The data below must be copied in full and without any change.

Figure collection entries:
● ● ● ●

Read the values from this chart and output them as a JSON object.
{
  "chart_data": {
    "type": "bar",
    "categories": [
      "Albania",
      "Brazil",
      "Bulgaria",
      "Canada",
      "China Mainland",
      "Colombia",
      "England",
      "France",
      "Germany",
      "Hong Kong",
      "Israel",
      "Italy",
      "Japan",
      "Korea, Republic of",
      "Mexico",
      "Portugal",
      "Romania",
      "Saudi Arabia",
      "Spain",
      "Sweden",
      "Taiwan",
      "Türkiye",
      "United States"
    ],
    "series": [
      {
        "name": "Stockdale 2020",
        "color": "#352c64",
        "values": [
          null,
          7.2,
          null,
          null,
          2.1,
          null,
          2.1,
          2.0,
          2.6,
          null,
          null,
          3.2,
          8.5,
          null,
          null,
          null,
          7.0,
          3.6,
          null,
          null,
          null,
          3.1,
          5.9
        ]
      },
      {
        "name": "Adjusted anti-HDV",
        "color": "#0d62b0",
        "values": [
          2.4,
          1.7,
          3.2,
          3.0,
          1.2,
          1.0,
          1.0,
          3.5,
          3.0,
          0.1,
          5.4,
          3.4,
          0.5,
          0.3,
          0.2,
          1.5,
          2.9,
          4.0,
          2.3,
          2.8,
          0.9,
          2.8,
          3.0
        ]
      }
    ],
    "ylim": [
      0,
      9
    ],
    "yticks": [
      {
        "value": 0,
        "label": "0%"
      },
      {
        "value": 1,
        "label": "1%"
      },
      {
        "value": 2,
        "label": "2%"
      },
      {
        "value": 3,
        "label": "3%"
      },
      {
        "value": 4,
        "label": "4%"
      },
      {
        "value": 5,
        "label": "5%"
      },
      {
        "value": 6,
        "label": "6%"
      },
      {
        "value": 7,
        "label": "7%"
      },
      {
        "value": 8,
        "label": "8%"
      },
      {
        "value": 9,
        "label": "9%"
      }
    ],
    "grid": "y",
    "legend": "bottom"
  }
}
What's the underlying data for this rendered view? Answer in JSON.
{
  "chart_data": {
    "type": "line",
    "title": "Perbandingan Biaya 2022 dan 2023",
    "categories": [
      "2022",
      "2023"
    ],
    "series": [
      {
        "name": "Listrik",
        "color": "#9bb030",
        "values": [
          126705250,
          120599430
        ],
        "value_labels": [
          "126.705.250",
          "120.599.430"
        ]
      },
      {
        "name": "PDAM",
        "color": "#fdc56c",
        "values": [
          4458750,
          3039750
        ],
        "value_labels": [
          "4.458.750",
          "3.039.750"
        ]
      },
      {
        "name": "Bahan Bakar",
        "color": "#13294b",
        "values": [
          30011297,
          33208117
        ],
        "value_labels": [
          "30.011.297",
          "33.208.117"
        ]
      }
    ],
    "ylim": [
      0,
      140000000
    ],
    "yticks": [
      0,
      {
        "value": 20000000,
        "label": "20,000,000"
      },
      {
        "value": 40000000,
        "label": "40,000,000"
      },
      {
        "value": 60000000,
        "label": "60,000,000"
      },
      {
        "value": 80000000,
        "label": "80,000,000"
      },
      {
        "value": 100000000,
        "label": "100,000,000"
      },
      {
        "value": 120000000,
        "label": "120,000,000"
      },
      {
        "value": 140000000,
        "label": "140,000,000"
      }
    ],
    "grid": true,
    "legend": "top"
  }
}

● ● ● ●

OUTPUT FOR THIS TASK:
Read the values from this chart and output them as a JSON object.
{
  "chart_data": {
    "type": "bar",
    "categories": [
      "Albania",
      "Brazil",
      "Bulgaria",
      "Canada",
      "China Mainland",
      "Colombia",
      "England",
      "France",
      "Germany",
      "Hong Kong",
      "Israel",
      "Italy",
      "Japan",
      "Korea, Republic of",
      "Mexico",
      "Portugal",
      "Romania",
      "Saudi Arabia",
      "Spain",
      "Sweden",
      "Taiwan",
      "Türkiye",
      "United States"
    ],
    "series": [
      {
        "name": "Stockdale 2020",
        "color": "#352c64",
        "values": [
          null,
          7.2,
          null,
          null,
          2.1,
          null,
          2.1,
          2.0,
          2.6,
          null,
          null,
          3.2,
          8.5,
          null,
          null,
          null,
          7.0,
          3.6,
          null,
          null,
          null,
          3.1,
          5.9
        ]
      },
      {
        "name": "Adjusted anti-HDV",
        "color": "#0d62b0",
        "values": [
          2.4,
          1.7,
          3.2,
          3.0,
          1.2,
          1.0,
          1.0,
          3.5,
          3.0,
          0.1,
          5.4,
          3.4,
          0.5,
          0.3,
          0.2,
          1.5,
          2.9,
          4.0,
          2.3,
          2.8,
          0.9,
          2.8,
          3.0
        ]
      }
    ],
    "ylim": [
      0,
      9
    ],
    "yticks": [
      {
        "value": 0,
        "label": "0%"
      },
      {
        "value": 1,
        "label": "1%"
      },
      {
        "value": 2,
        "label": "2%"
      },
      {
        "value": 3,
        "label": "3%"
      },
      {
        "value": 4,
        "label": "4%"
      },
      {
        "value": 5,
        "label": "5%"
      },
      {
        "value": 6,
        "label": "6%"
      },
      {
        "value": 7,
        "label": "7%"
      },
      {
        "value": 8,
        "label": "8%"
      },
      {
        "value": 9,
        "label": "9%"
      }
    ],
    "grid": "y",
    "legend": "bottom"
  }
}
What's the underlying data for this rendered view? Answer in JSON.
{
  "chart_data": {
    "type": "line",
    "title": "Perbandingan Biaya 2022 dan 2023",
    "categories": [
      "2022",
      "2023"
    ],
    "series": [
      {
        "name": "Listrik",
        "color": "#9bb030",
        "values": [
          126705250,
          120599430
        ],
        "value_labels": [
          "126.705.250",
          "120.599.430"
        ]
      },
      {
        "name": "PDAM",
        "color": "#fdc56c",
        "values": [
          4458750,
          3039750
        ],
        "value_labels": [
          "4.458.750",
          "3.039.750"
        ]
      },
      {
        "name": "Bahan Bakar",
        "color": "#13294b",
        "values": [
          30011297,
          33208117
        ],
        "value_labels": [
          "30.011.297",
          "33.208.117"
        ]
      }
    ],
    "ylim": [
      0,
      140000000
    ],
    "yticks": [
      0,
      {
        "value": 20000000,
        "label": "20,000,000"
      },
      {
        "value": 40000000,
        "label": "40,000,000"
      },
      {
        "value": 60000000,
        "label": "60,000,000"
      },
      {
        "value": 80000000,
        "label": "80,000,000"
      },
      {
        "value": 100000000,
        "label": "100,000,000"
      },
      {
        "value": 120000000,
        "label": "120,000,000"
      },
      {
        "value": 140000000,
        "label": "140,000,000"
      }
    ],
    "grid": true,
    "legend": "top"
  }
}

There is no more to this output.